GOAL:
Copy every line of the following data that includes the string "document".

Stored records
((

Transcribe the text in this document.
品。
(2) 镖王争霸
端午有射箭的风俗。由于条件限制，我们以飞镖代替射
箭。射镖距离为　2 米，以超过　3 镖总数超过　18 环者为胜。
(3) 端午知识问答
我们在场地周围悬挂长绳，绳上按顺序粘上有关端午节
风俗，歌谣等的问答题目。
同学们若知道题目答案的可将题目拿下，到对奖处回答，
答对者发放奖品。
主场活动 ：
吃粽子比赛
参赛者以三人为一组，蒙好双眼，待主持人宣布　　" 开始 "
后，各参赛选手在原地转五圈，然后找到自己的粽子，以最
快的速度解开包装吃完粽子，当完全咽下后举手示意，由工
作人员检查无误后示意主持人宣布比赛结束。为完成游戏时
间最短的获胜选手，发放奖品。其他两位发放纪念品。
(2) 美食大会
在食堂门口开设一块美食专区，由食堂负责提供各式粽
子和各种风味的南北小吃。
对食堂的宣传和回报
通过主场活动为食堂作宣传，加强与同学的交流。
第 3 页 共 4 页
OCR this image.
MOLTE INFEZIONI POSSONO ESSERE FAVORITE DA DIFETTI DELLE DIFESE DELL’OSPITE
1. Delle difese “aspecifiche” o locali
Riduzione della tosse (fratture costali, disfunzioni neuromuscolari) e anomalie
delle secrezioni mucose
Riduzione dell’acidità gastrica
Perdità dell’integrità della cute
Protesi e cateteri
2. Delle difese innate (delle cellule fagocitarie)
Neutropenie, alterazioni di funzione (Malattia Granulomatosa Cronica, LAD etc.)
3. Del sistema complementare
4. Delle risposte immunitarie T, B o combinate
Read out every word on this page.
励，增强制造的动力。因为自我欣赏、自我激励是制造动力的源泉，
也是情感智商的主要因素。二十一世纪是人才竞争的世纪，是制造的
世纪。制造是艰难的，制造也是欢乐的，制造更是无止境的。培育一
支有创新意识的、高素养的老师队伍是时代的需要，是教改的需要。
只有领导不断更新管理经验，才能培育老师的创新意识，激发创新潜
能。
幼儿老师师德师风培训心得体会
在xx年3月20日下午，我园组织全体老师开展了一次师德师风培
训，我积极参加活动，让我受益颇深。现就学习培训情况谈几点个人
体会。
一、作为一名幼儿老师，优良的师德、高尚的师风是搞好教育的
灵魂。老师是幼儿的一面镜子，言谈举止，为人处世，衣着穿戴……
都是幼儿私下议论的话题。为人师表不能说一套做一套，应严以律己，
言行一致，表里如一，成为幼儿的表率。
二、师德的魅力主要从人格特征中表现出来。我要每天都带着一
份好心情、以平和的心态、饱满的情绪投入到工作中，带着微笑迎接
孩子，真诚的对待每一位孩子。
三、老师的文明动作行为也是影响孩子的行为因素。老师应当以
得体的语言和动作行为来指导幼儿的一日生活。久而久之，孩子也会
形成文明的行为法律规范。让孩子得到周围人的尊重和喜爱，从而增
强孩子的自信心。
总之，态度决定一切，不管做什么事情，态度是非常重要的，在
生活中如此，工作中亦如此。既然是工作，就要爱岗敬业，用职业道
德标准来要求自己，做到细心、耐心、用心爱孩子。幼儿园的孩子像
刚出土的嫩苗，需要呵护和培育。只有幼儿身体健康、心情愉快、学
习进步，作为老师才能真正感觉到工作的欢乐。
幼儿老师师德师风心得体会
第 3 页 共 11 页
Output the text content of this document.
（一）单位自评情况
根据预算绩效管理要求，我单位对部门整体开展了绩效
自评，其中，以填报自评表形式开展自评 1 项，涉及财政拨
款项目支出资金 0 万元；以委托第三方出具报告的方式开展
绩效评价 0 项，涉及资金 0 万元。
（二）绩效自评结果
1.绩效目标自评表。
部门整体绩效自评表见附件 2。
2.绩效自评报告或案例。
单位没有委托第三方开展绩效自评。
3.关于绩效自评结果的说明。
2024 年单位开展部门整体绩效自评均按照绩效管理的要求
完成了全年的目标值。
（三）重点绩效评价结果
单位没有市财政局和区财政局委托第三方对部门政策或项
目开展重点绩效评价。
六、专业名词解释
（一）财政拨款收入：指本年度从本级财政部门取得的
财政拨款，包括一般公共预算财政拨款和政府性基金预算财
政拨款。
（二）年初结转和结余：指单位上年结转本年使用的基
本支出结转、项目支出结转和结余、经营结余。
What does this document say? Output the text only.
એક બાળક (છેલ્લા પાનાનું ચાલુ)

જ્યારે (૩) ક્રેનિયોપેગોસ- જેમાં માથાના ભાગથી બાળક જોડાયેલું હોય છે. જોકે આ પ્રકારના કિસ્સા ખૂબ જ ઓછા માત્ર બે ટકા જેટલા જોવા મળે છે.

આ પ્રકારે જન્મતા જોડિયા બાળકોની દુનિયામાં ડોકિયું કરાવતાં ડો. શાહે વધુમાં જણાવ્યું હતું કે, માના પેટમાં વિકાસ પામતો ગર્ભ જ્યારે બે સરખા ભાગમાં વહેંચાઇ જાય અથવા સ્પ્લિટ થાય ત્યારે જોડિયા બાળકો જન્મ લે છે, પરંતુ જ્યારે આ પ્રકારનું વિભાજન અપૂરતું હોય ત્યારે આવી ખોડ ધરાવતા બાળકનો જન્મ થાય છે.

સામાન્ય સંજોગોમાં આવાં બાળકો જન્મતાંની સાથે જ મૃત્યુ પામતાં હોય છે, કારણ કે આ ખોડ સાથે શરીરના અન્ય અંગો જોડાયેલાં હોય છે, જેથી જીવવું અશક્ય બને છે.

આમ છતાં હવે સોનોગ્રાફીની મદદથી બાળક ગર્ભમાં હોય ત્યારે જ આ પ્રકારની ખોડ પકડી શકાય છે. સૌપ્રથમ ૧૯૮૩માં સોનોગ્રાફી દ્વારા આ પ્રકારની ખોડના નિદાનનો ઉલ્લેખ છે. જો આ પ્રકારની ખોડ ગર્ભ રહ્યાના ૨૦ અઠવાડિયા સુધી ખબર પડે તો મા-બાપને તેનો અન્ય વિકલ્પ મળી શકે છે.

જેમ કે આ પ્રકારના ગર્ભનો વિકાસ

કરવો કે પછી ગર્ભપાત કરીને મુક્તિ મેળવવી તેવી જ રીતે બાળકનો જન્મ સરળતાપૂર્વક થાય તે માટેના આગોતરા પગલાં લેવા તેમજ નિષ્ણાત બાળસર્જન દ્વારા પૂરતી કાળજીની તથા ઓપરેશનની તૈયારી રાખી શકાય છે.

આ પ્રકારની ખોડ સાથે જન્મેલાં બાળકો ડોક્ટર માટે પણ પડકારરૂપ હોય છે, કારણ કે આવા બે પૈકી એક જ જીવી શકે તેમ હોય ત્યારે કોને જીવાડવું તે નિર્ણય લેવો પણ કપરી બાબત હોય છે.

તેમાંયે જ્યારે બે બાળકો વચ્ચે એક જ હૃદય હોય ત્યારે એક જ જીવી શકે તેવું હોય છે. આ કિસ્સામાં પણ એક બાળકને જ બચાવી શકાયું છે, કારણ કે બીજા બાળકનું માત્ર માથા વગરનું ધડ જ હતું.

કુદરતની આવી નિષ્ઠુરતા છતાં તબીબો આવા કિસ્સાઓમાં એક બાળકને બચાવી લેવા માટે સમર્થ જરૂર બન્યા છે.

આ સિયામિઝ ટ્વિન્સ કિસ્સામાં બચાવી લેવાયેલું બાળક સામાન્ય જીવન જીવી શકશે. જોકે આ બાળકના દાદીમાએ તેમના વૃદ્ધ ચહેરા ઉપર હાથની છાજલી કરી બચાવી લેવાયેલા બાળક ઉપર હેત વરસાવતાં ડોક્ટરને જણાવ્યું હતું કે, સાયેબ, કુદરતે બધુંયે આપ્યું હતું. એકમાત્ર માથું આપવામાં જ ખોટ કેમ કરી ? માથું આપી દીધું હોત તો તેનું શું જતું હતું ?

))

THE REPLY:
Transcribe the text in this document.
Output the text content of this document.
What does this document say? Output the text only.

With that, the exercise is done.